[Rows from a dataset]
[start]
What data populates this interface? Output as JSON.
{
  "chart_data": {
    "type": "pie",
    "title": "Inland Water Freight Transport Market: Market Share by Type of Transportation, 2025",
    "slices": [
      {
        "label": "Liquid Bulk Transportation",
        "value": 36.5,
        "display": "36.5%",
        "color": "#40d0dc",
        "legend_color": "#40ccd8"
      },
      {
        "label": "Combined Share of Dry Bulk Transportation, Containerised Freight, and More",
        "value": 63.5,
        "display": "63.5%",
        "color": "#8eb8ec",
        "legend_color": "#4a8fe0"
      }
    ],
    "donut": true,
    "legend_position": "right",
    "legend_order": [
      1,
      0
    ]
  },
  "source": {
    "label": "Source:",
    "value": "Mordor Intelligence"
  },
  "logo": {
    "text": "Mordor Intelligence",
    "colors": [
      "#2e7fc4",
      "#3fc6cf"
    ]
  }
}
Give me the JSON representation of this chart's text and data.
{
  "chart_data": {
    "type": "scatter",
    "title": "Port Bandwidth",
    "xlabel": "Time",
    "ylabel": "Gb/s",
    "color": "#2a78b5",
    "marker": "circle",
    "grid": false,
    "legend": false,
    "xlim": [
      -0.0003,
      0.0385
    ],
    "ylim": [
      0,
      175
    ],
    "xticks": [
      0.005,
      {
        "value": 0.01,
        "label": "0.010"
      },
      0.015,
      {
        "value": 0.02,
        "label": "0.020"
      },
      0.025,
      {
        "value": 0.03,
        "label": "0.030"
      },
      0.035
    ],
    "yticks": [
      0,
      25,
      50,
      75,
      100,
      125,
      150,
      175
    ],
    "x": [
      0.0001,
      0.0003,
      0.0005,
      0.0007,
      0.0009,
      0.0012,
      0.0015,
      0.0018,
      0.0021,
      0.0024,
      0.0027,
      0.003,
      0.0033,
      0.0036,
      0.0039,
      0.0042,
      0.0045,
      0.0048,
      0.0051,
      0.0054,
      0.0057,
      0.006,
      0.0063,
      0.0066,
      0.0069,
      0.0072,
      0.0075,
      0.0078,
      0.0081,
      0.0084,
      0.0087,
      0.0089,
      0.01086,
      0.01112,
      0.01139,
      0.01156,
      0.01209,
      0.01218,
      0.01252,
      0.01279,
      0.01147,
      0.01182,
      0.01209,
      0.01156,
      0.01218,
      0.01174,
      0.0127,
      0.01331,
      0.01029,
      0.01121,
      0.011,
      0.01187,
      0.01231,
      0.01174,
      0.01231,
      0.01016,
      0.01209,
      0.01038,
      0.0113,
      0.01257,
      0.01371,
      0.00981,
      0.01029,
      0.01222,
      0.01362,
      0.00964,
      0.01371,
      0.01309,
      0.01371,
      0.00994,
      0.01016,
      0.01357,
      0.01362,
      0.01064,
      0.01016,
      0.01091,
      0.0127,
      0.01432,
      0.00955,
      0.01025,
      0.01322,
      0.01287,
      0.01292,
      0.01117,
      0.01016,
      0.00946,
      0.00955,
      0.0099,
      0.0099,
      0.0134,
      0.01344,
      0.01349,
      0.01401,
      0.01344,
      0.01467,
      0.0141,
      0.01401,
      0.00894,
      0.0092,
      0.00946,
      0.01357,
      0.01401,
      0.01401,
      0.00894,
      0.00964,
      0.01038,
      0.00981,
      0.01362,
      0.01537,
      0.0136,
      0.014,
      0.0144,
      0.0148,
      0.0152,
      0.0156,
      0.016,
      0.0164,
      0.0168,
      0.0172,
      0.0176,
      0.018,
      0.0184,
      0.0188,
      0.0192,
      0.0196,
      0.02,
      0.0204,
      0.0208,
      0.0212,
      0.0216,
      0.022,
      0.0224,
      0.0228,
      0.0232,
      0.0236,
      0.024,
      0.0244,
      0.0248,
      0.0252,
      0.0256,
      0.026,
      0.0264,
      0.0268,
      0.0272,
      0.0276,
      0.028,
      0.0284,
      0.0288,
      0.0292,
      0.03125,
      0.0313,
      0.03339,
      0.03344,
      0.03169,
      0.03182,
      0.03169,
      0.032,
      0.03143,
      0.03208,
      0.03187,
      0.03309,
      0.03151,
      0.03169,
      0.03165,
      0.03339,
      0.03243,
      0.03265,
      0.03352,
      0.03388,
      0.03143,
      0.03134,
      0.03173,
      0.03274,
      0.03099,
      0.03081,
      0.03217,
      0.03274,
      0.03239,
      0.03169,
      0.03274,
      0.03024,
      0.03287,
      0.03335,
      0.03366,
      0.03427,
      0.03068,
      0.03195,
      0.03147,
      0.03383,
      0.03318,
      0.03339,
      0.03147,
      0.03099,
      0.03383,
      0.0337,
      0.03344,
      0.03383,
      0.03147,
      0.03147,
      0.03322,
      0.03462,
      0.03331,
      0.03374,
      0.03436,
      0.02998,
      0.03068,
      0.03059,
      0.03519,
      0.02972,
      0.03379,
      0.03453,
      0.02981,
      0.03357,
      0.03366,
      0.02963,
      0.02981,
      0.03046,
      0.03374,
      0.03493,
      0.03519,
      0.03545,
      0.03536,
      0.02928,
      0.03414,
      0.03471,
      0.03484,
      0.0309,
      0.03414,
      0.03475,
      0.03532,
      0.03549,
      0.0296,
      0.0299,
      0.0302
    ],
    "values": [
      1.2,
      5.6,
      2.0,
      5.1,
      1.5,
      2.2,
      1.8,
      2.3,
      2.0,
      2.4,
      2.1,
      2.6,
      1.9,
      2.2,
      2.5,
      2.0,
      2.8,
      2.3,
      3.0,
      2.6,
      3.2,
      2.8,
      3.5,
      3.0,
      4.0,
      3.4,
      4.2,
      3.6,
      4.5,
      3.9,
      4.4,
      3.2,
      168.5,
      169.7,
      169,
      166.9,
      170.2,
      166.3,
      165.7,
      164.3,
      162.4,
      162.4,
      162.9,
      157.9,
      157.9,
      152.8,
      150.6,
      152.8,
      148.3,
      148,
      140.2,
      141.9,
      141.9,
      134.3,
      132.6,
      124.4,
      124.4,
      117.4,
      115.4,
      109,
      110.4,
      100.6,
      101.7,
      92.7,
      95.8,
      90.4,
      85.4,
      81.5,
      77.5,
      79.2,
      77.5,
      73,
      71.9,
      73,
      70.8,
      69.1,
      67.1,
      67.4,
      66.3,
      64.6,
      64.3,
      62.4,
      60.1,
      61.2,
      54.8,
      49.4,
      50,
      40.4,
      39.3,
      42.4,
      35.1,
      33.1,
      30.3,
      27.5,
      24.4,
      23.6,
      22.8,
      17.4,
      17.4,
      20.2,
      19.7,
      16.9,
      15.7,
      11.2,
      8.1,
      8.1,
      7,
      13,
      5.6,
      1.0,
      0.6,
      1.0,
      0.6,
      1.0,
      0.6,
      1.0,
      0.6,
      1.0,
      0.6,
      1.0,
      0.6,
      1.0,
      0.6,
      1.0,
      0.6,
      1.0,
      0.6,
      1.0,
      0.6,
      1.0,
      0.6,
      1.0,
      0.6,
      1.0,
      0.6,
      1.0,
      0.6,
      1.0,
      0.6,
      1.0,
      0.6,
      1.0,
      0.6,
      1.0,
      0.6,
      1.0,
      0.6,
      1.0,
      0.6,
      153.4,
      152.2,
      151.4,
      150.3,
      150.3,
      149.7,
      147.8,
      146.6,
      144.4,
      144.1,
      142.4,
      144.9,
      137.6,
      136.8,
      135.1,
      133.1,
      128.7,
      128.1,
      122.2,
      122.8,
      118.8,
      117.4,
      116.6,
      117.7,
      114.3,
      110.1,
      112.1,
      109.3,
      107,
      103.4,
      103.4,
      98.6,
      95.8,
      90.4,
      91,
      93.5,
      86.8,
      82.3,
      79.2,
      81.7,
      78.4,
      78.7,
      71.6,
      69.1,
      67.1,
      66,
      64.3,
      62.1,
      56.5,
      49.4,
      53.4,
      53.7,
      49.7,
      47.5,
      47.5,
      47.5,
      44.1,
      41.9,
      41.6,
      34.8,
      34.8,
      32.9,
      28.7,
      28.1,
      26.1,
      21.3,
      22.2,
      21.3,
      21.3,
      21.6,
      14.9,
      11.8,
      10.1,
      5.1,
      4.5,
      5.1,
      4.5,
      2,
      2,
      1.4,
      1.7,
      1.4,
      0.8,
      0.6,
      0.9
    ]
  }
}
[end]
### GIVEN INSTRUCTION
Copy every line above that holds the word "Freight".

### EXERCISE RESULT
    "title": "Inland Water Freight Transport Market: Market Share by Type of Transportation, 2025",
        "label": "Combined Share of Dry Bulk Transportation, Containerised Freight, and More",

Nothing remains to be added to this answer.